====== 研读文本 ======

在使用ChromHMM或类似的方法进行染色质状态分析时，染色质状态被视为隐藏状态，而实际的表观遗传标记（例如组蛋白修饰）被视为观察到的数据。

隐马尔可夫模型（HMM）的工作方式是，基于观察到的数据（在这里是各种表观遗传标记）来推断最有可能的隐藏状态序列（在这里是染色质状态）。因为染色质状态本身不能直接测量，所以需要通过这种统计方法来推断它。

例如，如果一个基因区域有H3K4me3和H3K27ac的组蛋白修饰，但没有H3K27me3，那么HMM可能会推断这个区域是一个活跃的启动子。这种推断是基于已知的关于这些修饰与基因活性之间的关系。

DNA motifs

1. DNA结合结构域：这是转录因子中的一个区域，能够特异性地与DNA中的特定序列结合。
2. 识别特定序列：展示了三种不同的转录因子（TF1、TF2和TF3）如何识别和结合到特定的DNA序列上。例如，TF1与TAATTA序列结合，TF2与CACGTG结合，而TF3与AGATAAGA结合。

1. 蛋白质“感觉”DNA：

   • 蛋白质可以“读取”DNA碱基的化学特性。

====== 数据摘录 ======

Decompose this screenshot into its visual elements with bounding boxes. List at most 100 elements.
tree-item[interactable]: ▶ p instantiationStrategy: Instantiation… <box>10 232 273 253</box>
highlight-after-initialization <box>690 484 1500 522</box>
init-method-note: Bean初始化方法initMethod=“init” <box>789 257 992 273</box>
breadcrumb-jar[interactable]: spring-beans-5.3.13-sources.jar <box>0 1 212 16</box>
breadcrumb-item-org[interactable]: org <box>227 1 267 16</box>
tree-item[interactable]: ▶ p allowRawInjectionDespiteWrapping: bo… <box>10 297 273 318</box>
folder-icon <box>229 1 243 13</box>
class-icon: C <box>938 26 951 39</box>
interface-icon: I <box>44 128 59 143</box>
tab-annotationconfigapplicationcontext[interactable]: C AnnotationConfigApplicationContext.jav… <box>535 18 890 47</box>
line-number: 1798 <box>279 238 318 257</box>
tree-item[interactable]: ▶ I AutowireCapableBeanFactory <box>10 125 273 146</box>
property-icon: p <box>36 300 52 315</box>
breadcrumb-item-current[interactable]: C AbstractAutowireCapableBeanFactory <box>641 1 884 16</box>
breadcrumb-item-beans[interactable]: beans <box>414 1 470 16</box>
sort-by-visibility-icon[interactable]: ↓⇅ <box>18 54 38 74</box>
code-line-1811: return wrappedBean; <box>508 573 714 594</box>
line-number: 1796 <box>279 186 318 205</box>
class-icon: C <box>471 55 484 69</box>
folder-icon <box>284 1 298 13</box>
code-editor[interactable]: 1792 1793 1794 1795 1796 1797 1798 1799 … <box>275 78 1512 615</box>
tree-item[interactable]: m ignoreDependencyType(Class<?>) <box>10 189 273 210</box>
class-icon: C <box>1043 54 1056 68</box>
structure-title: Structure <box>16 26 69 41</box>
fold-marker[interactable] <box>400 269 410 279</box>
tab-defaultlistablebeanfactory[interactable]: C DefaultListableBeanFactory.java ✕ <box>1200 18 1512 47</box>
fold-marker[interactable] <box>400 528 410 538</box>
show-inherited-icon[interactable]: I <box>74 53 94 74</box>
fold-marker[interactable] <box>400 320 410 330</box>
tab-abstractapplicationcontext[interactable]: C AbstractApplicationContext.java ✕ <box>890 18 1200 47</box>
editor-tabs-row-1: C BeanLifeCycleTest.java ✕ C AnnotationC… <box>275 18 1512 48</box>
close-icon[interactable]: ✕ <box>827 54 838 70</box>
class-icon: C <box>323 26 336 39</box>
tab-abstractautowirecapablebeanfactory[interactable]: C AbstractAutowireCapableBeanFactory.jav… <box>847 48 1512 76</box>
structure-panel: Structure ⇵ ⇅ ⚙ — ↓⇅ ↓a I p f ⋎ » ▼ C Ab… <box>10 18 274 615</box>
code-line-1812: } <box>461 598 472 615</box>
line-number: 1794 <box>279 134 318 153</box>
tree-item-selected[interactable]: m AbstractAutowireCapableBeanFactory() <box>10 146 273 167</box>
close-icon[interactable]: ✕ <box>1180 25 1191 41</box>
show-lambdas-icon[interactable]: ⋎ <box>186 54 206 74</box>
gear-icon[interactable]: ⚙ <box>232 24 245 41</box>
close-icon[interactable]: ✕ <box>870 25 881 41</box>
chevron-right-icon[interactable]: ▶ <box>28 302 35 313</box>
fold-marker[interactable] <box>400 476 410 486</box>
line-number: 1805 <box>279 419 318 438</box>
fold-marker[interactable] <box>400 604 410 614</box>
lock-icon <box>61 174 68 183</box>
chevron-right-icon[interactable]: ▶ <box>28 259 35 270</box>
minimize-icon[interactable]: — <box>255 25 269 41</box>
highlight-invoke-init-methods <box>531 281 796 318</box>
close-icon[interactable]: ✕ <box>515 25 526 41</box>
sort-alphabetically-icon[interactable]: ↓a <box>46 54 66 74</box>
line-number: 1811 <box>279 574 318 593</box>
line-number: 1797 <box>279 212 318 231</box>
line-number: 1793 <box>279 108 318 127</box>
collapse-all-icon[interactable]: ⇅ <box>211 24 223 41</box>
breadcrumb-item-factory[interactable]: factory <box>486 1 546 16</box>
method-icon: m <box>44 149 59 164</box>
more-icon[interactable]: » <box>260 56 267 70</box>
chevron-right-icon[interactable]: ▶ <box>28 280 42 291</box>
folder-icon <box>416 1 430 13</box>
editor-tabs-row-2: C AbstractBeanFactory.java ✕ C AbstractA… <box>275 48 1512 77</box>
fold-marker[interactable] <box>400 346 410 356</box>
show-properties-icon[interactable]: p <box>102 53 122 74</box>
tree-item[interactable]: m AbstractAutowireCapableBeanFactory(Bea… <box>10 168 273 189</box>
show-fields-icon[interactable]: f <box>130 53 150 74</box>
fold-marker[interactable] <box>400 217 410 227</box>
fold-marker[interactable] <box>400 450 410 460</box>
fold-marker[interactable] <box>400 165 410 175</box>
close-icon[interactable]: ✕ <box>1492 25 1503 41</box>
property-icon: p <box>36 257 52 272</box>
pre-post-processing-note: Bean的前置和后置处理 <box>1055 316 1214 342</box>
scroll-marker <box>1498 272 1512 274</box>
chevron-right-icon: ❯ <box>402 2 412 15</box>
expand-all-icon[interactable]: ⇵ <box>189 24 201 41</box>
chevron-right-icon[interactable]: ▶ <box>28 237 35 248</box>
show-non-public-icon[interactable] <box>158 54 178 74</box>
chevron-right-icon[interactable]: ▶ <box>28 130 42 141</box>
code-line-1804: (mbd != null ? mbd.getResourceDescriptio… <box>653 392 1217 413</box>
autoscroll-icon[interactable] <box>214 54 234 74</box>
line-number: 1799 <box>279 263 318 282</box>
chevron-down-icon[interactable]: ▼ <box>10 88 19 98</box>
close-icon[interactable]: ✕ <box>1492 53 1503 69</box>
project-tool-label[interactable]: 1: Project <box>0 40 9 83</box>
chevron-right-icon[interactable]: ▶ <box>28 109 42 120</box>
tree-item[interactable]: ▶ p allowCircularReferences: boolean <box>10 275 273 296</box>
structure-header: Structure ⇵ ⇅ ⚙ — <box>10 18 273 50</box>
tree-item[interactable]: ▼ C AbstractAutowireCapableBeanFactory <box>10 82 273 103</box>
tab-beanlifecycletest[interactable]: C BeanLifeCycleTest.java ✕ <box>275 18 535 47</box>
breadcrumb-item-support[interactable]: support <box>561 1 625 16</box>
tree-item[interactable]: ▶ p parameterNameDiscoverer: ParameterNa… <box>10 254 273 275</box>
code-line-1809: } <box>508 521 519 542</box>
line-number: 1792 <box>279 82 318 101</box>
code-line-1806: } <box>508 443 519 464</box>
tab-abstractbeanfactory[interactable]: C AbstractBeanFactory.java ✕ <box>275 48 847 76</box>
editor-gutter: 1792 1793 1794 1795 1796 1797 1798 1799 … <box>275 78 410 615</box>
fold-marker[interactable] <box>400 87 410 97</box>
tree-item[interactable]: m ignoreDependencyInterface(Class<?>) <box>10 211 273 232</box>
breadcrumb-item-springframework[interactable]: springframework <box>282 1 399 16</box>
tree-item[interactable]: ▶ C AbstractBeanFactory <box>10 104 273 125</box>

======

● 任务要求:
下面三个说法是否与关于染色质状态分析的这段文本相符？请逐条答“是”或“否”，并原样引用文中起决定作用的字句。
1. 在ChromHMM这类分析中，组蛋白修饰被当作观察到的数据。
2. 染色质状态可以直接测量。
3. TF2与TAATTA序列结合。

● 参考答案:
1. 是。“实际的表观遗传标记（例如组蛋白修饰）被视为观察到的数据”
2. 否。“因为染色质状态本身不能直接测量”
3. 否。“TF2与CACGTG结合”